# EXERCISE OBJECTIVE:
Copy out all lines that hold "https".

# PROVIDED MATERIAL:
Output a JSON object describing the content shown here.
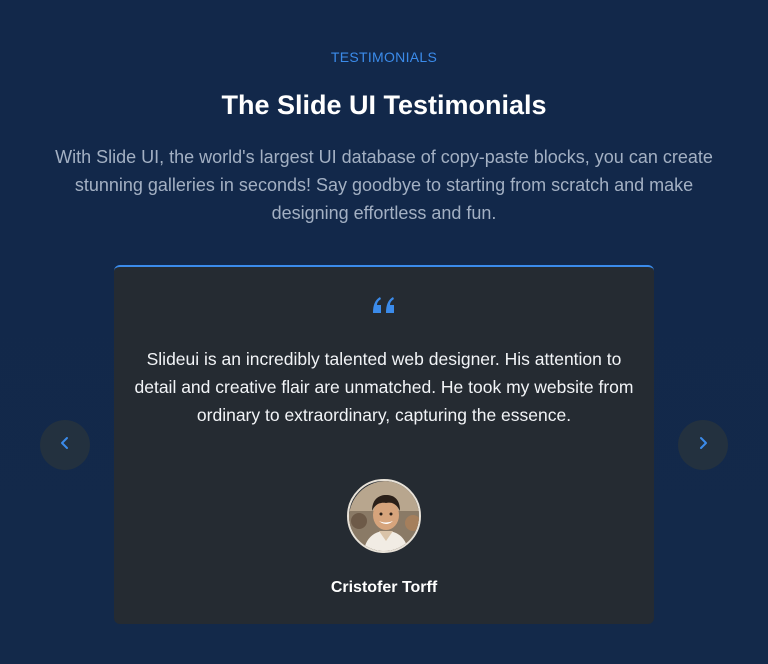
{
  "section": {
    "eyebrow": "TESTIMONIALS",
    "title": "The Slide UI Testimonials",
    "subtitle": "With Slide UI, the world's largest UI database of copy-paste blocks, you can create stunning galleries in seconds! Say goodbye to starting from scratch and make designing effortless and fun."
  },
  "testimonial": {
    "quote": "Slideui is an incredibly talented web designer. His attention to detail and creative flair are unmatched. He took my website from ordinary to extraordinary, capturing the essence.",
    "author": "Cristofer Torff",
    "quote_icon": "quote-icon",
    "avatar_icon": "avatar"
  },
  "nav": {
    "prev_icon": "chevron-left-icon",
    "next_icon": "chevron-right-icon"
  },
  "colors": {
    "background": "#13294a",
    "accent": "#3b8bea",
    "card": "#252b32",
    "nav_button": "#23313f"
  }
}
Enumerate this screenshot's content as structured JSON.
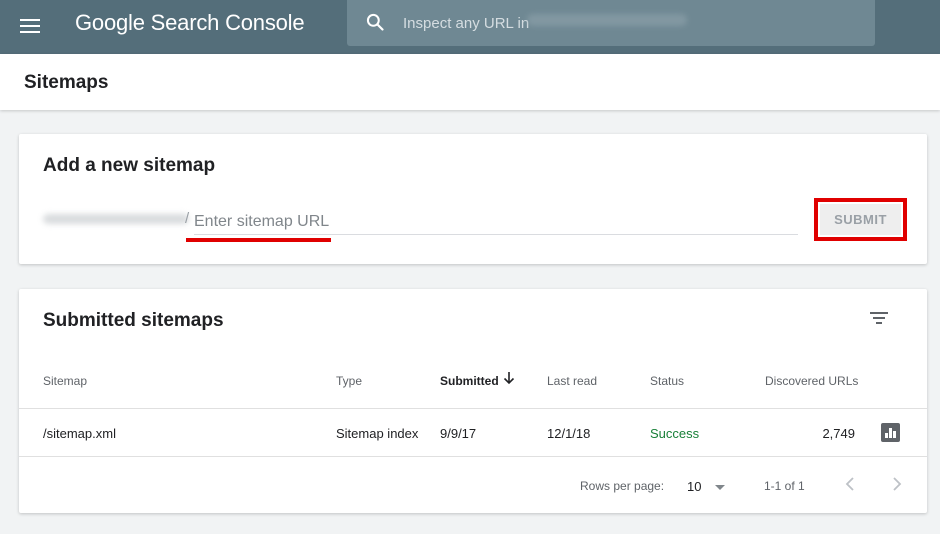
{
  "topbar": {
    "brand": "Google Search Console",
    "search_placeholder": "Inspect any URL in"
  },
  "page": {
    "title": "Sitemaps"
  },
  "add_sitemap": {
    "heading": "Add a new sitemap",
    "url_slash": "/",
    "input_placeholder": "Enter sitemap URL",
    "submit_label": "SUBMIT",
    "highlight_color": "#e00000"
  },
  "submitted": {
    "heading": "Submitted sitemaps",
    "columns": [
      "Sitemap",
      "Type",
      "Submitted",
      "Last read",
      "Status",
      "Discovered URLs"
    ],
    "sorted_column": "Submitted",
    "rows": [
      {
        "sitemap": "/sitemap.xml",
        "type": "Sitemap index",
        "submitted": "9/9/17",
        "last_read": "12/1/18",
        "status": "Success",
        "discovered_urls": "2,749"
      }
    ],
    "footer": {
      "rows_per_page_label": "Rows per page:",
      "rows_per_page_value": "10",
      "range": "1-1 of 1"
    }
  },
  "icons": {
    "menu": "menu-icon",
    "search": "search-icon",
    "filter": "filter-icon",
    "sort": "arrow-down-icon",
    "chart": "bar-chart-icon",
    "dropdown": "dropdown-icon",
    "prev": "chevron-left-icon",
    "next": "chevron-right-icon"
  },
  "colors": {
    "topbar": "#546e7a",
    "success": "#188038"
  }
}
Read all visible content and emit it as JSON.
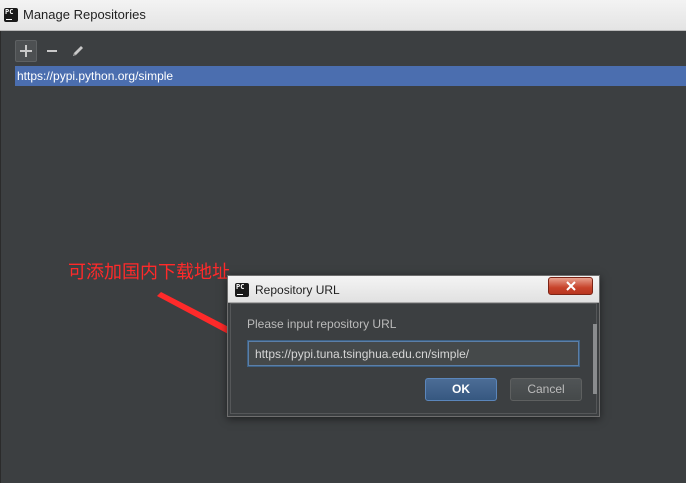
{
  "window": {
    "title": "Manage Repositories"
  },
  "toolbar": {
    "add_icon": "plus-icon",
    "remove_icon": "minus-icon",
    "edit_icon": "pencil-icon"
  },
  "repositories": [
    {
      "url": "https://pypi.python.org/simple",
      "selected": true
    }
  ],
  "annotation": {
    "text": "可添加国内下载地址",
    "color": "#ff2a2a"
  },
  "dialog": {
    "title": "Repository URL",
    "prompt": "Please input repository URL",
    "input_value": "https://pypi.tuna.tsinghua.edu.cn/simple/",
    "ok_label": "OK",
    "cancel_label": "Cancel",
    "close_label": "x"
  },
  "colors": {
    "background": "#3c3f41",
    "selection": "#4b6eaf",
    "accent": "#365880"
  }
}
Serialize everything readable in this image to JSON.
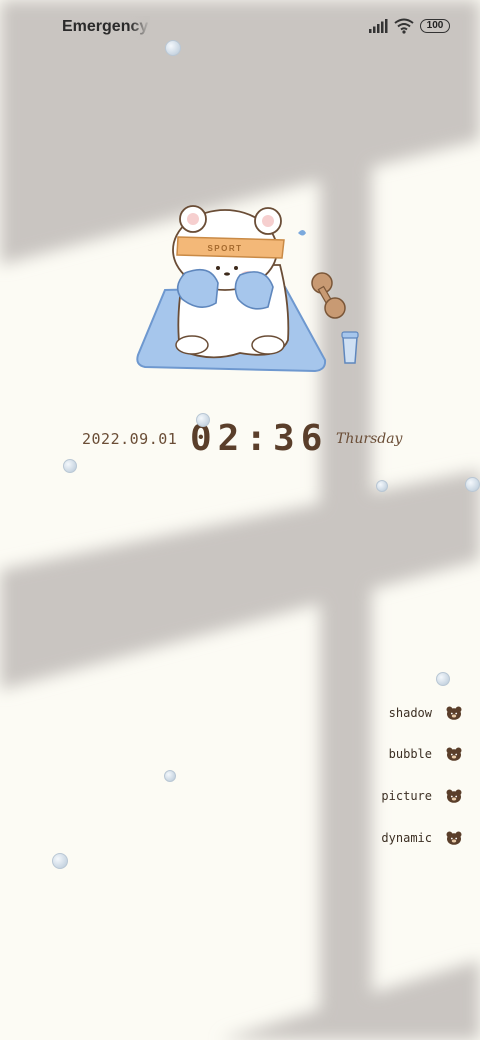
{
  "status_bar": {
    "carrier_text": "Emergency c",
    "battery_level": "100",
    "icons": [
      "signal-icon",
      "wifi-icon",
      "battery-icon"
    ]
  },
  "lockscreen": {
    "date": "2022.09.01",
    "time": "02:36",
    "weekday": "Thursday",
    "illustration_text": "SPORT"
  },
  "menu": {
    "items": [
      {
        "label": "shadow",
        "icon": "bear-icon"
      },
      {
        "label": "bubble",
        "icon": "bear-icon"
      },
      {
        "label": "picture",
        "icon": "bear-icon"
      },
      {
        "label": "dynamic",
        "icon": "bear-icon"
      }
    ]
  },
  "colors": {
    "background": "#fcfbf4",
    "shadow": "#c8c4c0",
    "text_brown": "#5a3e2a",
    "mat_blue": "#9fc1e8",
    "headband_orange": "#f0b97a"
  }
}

# EXERCISE ANSWER:
      "url": "https://pypi.python.org/simple",
    "input_value": "https://pypi.tuna.tsinghua.edu.cn/simple/",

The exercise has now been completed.